Dataset listings of figures
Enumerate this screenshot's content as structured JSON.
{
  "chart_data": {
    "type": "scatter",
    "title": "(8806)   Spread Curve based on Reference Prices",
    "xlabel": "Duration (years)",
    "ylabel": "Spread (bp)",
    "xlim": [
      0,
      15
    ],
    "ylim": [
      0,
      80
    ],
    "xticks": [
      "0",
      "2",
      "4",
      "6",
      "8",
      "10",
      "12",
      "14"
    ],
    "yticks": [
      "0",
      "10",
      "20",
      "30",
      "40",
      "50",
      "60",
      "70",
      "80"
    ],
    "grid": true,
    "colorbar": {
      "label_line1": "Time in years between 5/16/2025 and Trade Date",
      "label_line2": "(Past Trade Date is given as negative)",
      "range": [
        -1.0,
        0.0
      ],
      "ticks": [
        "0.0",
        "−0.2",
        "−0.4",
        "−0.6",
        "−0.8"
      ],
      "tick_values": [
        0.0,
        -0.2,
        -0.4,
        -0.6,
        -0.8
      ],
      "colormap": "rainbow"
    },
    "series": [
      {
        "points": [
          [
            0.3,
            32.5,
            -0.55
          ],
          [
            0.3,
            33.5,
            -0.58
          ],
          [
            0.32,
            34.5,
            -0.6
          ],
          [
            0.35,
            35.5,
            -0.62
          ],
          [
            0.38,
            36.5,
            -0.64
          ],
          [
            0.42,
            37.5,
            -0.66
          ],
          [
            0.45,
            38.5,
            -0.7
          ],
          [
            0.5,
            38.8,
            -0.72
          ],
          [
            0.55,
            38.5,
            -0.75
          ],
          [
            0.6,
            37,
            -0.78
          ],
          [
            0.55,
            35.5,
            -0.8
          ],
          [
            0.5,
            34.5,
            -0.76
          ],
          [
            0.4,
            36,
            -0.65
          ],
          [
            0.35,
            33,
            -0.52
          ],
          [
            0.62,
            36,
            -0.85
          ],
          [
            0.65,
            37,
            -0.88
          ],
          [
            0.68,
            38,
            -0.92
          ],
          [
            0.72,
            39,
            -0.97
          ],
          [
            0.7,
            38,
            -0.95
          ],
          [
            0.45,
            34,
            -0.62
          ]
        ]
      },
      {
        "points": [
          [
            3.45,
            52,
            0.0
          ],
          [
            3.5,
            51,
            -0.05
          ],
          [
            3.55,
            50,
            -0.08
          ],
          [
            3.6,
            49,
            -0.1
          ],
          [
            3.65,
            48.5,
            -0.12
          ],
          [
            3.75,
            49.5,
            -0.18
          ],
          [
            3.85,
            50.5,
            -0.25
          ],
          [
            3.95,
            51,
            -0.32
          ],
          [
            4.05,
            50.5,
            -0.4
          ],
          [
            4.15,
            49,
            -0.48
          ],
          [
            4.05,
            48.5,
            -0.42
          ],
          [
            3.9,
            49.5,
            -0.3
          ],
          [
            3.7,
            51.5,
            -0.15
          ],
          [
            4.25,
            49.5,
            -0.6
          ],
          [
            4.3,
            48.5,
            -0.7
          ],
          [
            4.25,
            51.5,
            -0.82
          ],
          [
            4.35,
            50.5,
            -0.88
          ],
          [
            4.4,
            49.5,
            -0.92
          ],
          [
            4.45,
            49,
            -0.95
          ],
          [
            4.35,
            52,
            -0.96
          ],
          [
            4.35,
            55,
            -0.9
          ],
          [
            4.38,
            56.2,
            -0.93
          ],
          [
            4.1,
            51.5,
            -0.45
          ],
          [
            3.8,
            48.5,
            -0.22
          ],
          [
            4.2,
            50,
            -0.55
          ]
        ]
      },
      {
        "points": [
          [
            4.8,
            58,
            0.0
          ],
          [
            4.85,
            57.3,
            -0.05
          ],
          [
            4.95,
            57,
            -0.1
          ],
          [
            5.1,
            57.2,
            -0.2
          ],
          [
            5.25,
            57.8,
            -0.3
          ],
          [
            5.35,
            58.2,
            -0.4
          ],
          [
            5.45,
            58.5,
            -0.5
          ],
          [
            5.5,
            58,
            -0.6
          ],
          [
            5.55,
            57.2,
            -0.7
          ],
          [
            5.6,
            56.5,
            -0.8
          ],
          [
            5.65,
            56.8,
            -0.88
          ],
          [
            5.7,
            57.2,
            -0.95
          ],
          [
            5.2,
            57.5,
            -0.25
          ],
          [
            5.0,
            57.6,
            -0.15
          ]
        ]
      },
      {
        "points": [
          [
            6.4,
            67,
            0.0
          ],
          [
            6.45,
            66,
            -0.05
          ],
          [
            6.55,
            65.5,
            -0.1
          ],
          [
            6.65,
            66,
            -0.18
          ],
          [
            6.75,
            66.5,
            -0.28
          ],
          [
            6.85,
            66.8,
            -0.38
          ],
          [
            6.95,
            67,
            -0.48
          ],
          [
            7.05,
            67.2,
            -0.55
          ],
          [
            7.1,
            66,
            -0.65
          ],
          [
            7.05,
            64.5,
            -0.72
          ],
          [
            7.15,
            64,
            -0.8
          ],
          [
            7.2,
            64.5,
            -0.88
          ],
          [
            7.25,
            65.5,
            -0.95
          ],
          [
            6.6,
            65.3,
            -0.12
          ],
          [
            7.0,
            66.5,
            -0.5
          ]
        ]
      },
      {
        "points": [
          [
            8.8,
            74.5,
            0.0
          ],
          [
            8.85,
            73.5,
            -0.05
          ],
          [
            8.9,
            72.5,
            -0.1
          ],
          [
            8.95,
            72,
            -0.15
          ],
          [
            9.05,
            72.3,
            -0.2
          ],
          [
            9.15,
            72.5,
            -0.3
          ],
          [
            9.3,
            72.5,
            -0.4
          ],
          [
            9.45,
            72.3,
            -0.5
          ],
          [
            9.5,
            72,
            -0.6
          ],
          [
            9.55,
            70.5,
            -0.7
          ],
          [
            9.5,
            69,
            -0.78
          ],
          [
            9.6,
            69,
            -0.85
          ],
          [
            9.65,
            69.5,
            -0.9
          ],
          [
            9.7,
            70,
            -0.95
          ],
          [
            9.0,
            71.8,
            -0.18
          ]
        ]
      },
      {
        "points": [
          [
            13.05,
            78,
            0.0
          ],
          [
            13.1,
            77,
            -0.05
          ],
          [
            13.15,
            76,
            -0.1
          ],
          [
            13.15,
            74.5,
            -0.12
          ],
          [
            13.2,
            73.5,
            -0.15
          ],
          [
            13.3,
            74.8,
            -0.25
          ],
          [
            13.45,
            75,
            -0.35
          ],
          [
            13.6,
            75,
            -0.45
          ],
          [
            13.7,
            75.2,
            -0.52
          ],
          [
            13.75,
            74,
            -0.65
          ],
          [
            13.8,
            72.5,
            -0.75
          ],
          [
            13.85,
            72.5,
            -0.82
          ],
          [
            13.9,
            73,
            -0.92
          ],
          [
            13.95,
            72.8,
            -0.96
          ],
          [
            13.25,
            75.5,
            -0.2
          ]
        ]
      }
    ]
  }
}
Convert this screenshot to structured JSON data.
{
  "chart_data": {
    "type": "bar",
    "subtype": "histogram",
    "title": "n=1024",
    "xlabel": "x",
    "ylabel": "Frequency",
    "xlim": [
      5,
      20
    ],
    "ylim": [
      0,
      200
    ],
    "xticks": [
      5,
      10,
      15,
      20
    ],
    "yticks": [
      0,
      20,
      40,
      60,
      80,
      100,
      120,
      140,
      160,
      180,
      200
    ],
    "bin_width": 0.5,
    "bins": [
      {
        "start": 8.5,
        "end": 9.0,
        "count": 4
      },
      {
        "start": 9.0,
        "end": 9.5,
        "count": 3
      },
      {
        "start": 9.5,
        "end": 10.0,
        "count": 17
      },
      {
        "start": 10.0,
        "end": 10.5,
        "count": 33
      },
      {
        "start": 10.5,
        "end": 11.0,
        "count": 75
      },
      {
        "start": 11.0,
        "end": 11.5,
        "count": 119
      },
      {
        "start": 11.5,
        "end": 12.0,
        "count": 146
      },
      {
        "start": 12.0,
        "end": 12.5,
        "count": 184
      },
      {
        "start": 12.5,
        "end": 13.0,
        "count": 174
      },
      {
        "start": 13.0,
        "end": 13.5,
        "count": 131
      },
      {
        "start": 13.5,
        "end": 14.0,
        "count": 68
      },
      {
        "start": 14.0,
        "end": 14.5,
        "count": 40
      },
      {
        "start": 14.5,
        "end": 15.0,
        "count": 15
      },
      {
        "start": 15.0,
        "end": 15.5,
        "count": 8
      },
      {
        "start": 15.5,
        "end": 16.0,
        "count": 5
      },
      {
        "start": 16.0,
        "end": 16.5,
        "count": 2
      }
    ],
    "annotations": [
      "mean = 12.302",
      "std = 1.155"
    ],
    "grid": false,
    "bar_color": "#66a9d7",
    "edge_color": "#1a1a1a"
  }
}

• **SHORT TASK**
Find the lines with the string "title" and reproduce them.

• **OUTPUT BELOW**
    "title": "(8806)   Spread Curve based on Reference Prices",
    "title": "n=1024",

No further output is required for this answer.